● INSTRUCTIONS FOR THE TASK
Show every line below in which the string "Terms" appears.

Data extracted from a collection:
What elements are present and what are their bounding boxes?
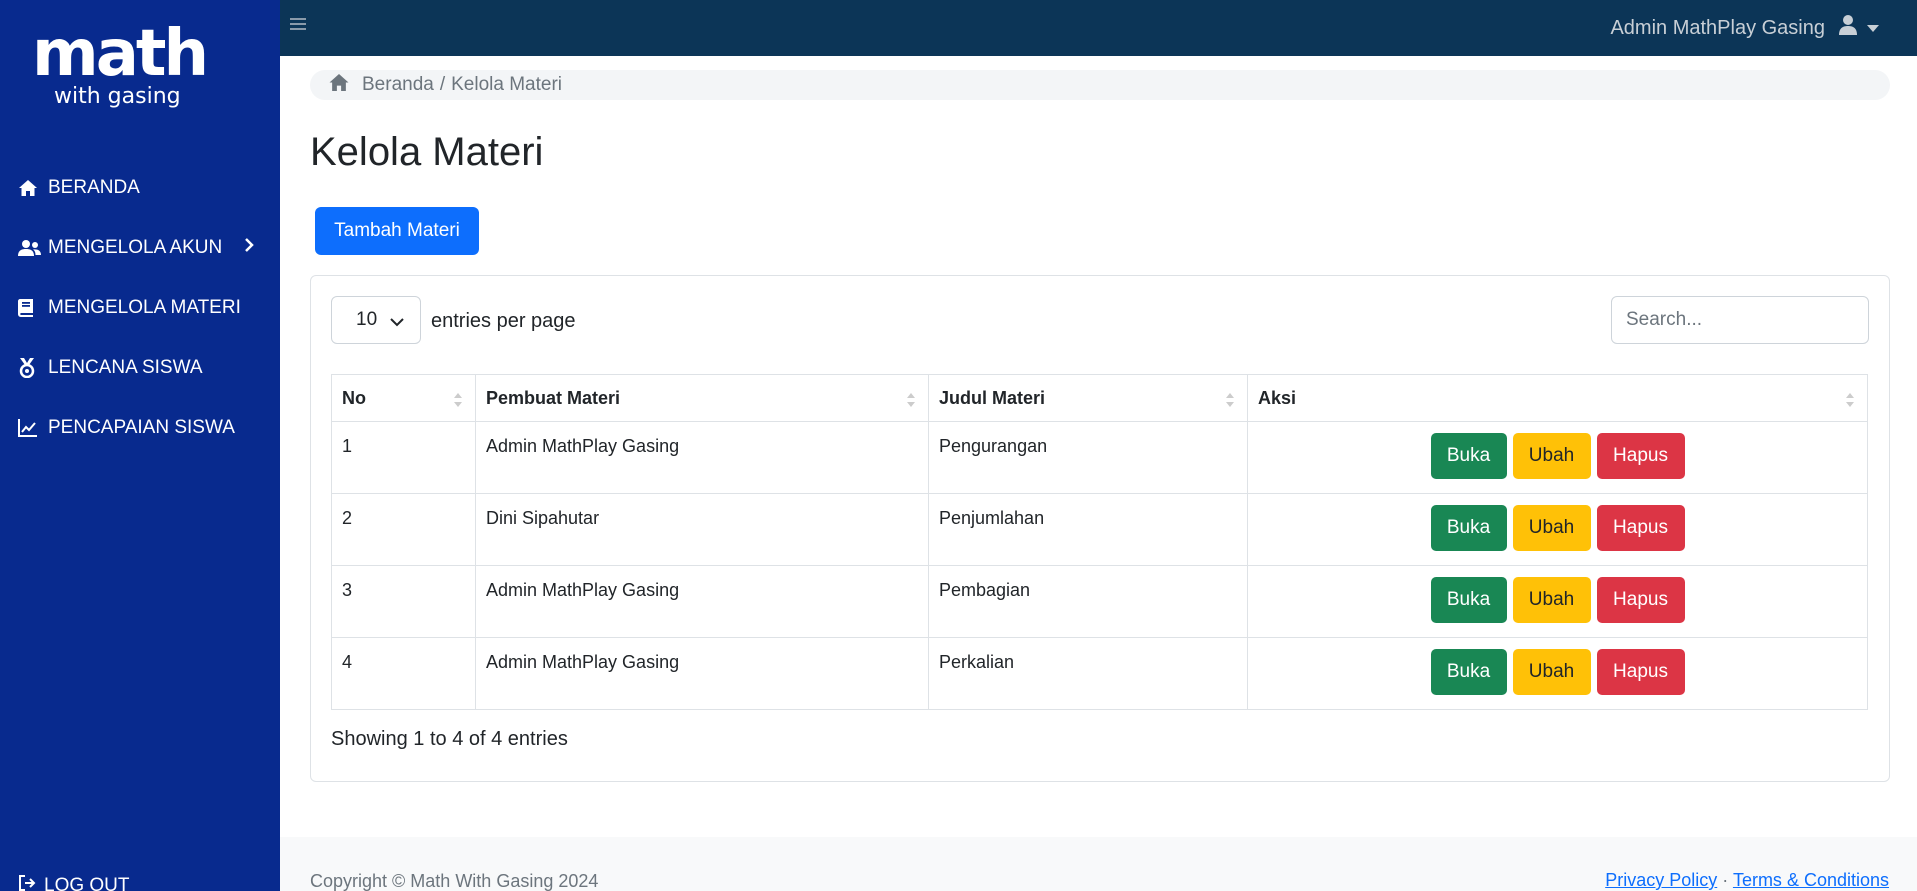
materials-card: 10 entries per page No Pembuat Materi Ju…	[310, 275, 1890, 782]
sidebar-item-label: LENCANA SISWA	[48, 357, 203, 378]
cell-pembuat: Dini Sipahutar	[475, 493, 929, 566]
table-row: 1 Admin MathPlay Gasing Pengurangan Buka…	[331, 421, 1868, 494]
delete-button[interactable]: Hapus	[1596, 505, 1685, 551]
home-icon	[18, 178, 42, 198]
logo-sub-text: with gasing	[54, 84, 181, 109]
cell-no: 3	[331, 565, 476, 638]
cell-judul: Perkalian	[928, 637, 1248, 710]
breadcrumb-separator: /	[439, 74, 446, 95]
delete-button[interactable]: Hapus	[1596, 649, 1685, 695]
add-material-button[interactable]: Tambah Materi	[315, 207, 479, 255]
logout-button[interactable]: LOG OUT	[18, 874, 130, 891]
column-header-no[interactable]: No	[331, 374, 476, 422]
entries-per-page-select[interactable]: 10	[331, 296, 421, 344]
sidebar-item-pencapaian-siswa[interactable]: PENCAPAIAN SISWA	[0, 398, 280, 458]
logout-icon	[18, 874, 36, 891]
cell-judul: Penjumlahan	[928, 493, 1248, 566]
column-header-label: Pembuat Materi	[486, 387, 621, 408]
materials-table: No Pembuat Materi Judul Materi Aksi 1 Ad…	[331, 374, 1868, 710]
sort-icon	[907, 393, 915, 407]
sidebar-item-mengelola-akun[interactable]: MENGELOLA AKUN	[0, 218, 280, 278]
cell-no: 2	[331, 493, 476, 566]
medal-icon	[18, 358, 42, 378]
footer-separator: ·	[1722, 870, 1729, 890]
edit-button[interactable]: Ubah	[1512, 577, 1591, 623]
hamburger-menu-icon[interactable]	[290, 17, 308, 35]
open-button[interactable]: Buka	[1430, 577, 1507, 623]
chevron-right-icon	[244, 237, 255, 259]
sidebar-nav: BERANDA MENGELOLA AKUN MENGELOLA MATERI …	[0, 158, 280, 458]
sidebar-item-beranda[interactable]: BERANDA	[0, 158, 280, 218]
user-icon	[1839, 15, 1857, 41]
sort-icon	[1226, 393, 1234, 407]
sidebar-item-mengelola-materi[interactable]: MENGELOLA MATERI	[0, 278, 280, 338]
cell-actions: Buka Ubah Hapus	[1247, 421, 1868, 494]
delete-button[interactable]: Hapus	[1596, 433, 1685, 479]
column-header-aksi[interactable]: Aksi	[1247, 374, 1868, 422]
cell-judul: Pengurangan	[928, 421, 1248, 494]
column-header-label: Aksi	[1258, 387, 1297, 408]
chevron-down-icon	[390, 311, 404, 333]
book-icon	[18, 298, 42, 318]
home-icon[interactable]	[328, 73, 350, 98]
topbar: Admin MathPlay Gasing	[280, 0, 1917, 56]
cell-actions: Buka Ubah Hapus	[1247, 637, 1868, 710]
cell-actions: Buka Ubah Hapus	[1247, 493, 1868, 566]
cell-no: 1	[331, 421, 476, 494]
footer-links: Privacy Policy · Terms & Conditions	[1605, 870, 1889, 891]
logout-label: LOG OUT	[44, 875, 130, 891]
breadcrumb-current: Kelola Materi	[451, 74, 563, 95]
column-header-label: Judul Materi	[939, 387, 1046, 408]
chart-line-icon	[18, 418, 42, 438]
terms-link[interactable]: Terms & Conditions	[1733, 870, 1889, 890]
table-header-row: No Pembuat Materi Judul Materi Aksi	[331, 374, 1868, 422]
cell-no: 4	[331, 637, 476, 710]
sort-icon	[1846, 393, 1854, 407]
open-button[interactable]: Buka	[1430, 649, 1507, 695]
cell-pembuat: Admin MathPlay Gasing	[475, 637, 929, 710]
cell-actions: Buka Ubah Hapus	[1247, 565, 1868, 638]
column-header-label: No	[342, 387, 366, 408]
sidebar-item-label: PENCAPAIAN SISWA	[48, 417, 235, 438]
table-row: 3 Admin MathPlay Gasing Pembagian Buka Ub…	[331, 565, 1868, 638]
entries-per-page-label: entries per page	[431, 310, 576, 332]
user-name: Admin MathPlay Gasing	[1610, 16, 1825, 39]
table-row: 4 Admin MathPlay Gasing Perkalian Buka Ub…	[331, 637, 1868, 710]
users-icon	[18, 238, 42, 258]
user-menu[interactable]: Admin MathPlay Gasing	[1610, 0, 1879, 56]
copyright-text: Copyright © Math With Gasing 2024	[310, 871, 599, 891]
sidebar-item-label: BERANDA	[48, 177, 140, 198]
column-header-judul[interactable]: Judul Materi	[928, 374, 1248, 422]
page-title: Kelola Materi	[310, 130, 544, 174]
logo[interactable]: math with gasing	[32, 22, 212, 118]
sidebar: math with gasing BERANDA MENGELOLA AKUN …	[0, 0, 280, 891]
sidebar-item-label: MENGELOLA MATERI	[48, 297, 241, 318]
column-header-pembuat[interactable]: Pembuat Materi	[475, 374, 929, 422]
caret-down-icon	[1867, 24, 1879, 32]
privacy-policy-link[interactable]: Privacy Policy	[1605, 870, 1717, 890]
logo-main-text: math	[32, 17, 209, 91]
edit-button[interactable]: Ubah	[1512, 433, 1591, 479]
entries-per-page-value: 10	[356, 309, 378, 330]
cell-pembuat: Admin MathPlay Gasing	[475, 421, 929, 494]
footer: Copyright © Math With Gasing 2024 Privac…	[280, 837, 1917, 891]
open-button[interactable]: Buka	[1430, 433, 1507, 479]
delete-button[interactable]: Hapus	[1596, 577, 1685, 623]
breadcrumb-home-link[interactable]: Beranda	[362, 74, 434, 96]
cell-judul: Pembagian	[928, 565, 1248, 638]
cell-pembuat: Admin MathPlay Gasing	[475, 565, 929, 638]
sidebar-item-lencana-siswa[interactable]: LENCANA SISWA	[0, 338, 280, 398]
table-row: 2 Dini Sipahutar Penjumlahan Buka Ubah Hap…	[331, 493, 1868, 566]
sort-icon	[454, 393, 462, 407]
edit-button[interactable]: Ubah	[1512, 649, 1591, 695]
entries-info: Showing 1 to 4 of 4 entries	[331, 728, 568, 750]
search-input[interactable]	[1611, 296, 1869, 344]
sidebar-item-label: MENGELOLA AKUN	[48, 237, 223, 258]
edit-button[interactable]: Ubah	[1512, 505, 1591, 551]
breadcrumb: Beranda / Kelola Materi	[310, 70, 1890, 100]
open-button[interactable]: Buka	[1430, 505, 1507, 551]
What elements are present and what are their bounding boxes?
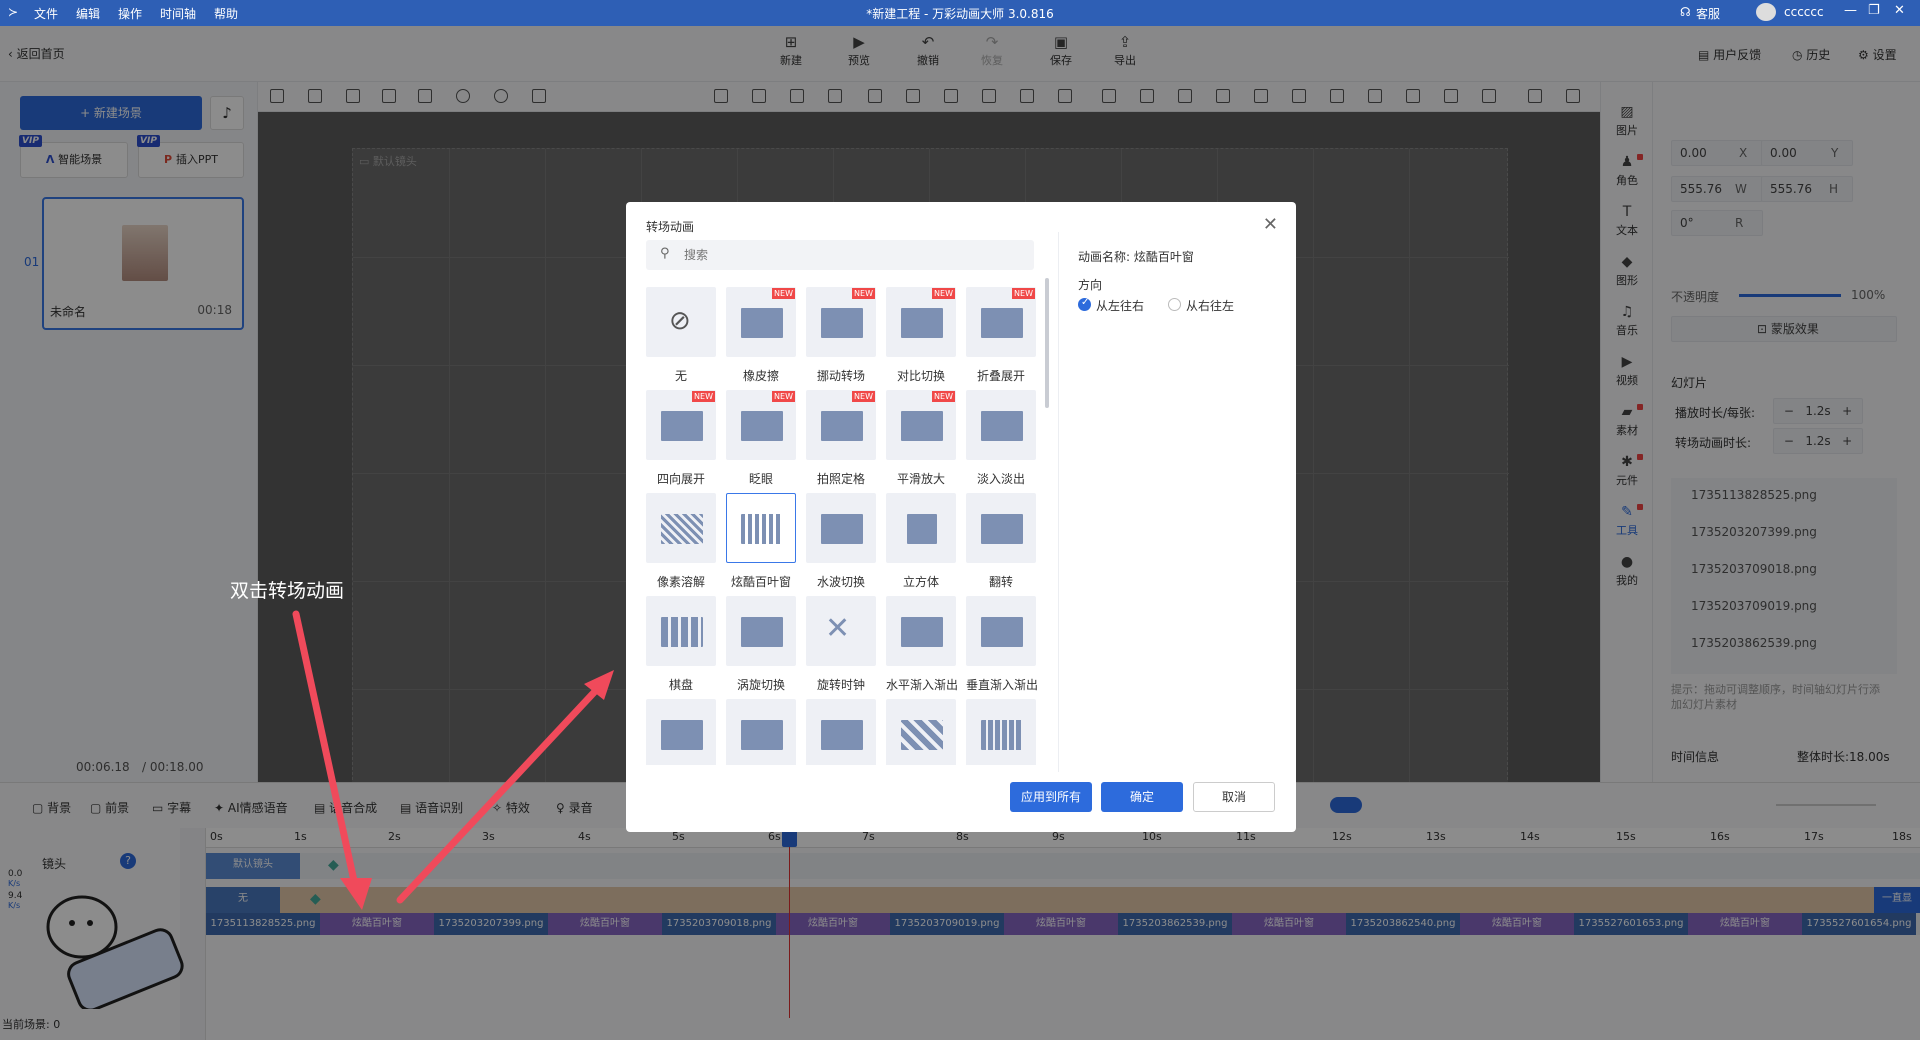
annotation-arrows [292,610,614,910]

● FINISHED TASK
footer-links: Privacy Policy · Terms & Conditions	[1605, 870, 1889, 891]
terms-link[interactable]: Terms & Conditions	[1733, 870, 1889, 890]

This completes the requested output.